▶ **Supplied information**
— start —

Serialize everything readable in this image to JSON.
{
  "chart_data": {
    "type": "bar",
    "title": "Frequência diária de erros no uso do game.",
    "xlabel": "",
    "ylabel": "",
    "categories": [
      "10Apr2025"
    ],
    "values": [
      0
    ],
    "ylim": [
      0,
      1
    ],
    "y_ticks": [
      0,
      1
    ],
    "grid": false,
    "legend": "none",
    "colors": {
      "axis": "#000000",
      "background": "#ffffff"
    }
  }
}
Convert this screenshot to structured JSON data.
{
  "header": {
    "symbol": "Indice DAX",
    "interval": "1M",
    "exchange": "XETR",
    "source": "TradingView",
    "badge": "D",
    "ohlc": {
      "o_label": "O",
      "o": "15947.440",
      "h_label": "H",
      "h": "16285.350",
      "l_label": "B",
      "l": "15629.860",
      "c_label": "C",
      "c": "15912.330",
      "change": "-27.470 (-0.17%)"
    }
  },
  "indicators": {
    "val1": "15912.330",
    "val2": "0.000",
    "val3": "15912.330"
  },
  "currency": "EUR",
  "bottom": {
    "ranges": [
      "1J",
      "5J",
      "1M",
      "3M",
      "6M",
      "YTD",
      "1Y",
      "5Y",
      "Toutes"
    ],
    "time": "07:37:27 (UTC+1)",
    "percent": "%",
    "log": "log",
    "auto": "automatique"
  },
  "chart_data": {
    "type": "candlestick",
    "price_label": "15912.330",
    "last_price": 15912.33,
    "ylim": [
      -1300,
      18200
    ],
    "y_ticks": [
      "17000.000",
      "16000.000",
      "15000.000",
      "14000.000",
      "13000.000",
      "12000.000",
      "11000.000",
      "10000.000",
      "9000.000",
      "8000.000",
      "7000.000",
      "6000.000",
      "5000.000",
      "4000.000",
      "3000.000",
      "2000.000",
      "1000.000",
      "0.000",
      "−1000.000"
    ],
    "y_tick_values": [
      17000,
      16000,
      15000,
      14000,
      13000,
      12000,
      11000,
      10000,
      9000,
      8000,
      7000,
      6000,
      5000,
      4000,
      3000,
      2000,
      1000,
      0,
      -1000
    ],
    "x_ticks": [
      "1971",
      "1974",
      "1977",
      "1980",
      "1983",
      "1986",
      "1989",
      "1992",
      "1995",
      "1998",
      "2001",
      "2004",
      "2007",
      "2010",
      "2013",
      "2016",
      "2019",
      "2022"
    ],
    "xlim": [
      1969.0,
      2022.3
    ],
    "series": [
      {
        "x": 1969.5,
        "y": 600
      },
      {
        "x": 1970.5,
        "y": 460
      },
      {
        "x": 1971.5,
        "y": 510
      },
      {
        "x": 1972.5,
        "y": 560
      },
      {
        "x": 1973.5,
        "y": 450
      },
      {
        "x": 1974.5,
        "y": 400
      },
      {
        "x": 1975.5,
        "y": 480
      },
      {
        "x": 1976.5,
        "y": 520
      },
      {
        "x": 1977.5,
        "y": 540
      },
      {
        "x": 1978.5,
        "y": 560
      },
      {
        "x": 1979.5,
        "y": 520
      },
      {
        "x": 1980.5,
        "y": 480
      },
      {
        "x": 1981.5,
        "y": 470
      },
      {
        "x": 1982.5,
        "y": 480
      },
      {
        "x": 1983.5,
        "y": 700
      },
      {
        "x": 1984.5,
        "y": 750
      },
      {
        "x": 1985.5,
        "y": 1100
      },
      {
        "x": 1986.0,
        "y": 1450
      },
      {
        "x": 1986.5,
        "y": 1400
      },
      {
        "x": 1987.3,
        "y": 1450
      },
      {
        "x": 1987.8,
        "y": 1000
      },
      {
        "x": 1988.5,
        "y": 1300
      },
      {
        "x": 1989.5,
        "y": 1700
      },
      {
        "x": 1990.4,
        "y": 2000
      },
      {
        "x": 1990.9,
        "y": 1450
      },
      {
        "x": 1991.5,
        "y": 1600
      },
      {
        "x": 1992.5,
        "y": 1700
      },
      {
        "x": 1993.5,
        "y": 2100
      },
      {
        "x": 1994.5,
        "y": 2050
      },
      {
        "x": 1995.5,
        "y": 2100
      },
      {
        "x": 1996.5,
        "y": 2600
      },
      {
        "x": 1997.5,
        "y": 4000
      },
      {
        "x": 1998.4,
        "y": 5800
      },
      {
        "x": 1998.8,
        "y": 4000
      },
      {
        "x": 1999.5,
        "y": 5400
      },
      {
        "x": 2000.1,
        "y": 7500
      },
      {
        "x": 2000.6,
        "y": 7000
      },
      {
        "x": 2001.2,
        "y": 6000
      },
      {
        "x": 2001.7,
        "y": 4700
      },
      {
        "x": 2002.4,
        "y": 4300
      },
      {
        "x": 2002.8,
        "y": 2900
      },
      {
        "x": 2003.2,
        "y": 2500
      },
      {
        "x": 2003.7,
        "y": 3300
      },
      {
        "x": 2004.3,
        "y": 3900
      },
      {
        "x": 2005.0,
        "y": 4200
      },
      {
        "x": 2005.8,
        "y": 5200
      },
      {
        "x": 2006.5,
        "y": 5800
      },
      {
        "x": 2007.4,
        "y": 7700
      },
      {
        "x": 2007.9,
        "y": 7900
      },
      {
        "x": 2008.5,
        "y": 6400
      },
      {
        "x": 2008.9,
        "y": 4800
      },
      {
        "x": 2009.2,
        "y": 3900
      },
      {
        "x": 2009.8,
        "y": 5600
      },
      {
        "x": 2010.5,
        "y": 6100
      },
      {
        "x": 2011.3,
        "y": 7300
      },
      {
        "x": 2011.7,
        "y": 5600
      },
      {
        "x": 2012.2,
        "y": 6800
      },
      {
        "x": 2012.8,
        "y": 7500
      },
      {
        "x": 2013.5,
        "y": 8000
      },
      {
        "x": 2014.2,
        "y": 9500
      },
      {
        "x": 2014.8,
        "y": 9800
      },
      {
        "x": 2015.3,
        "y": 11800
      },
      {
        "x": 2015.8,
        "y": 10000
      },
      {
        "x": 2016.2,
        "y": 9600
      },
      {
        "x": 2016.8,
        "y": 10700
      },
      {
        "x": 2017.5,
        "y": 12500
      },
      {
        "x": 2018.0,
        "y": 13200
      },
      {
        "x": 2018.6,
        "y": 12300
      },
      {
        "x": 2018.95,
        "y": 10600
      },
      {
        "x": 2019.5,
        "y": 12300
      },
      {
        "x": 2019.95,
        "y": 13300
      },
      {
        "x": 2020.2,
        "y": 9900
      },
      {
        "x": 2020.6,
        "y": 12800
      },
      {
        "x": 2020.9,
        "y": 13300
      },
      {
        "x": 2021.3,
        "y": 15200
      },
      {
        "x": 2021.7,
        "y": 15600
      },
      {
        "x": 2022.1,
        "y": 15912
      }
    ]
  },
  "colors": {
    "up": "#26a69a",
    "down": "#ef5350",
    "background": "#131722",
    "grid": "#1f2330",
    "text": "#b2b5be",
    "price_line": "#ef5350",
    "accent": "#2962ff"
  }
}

— end —

▶ **Task details**
Show the lines of the records that include the string "this".

▶ **The reply**
Serialize everything readable in this image to JSON.
Convert this screenshot to structured JSON data.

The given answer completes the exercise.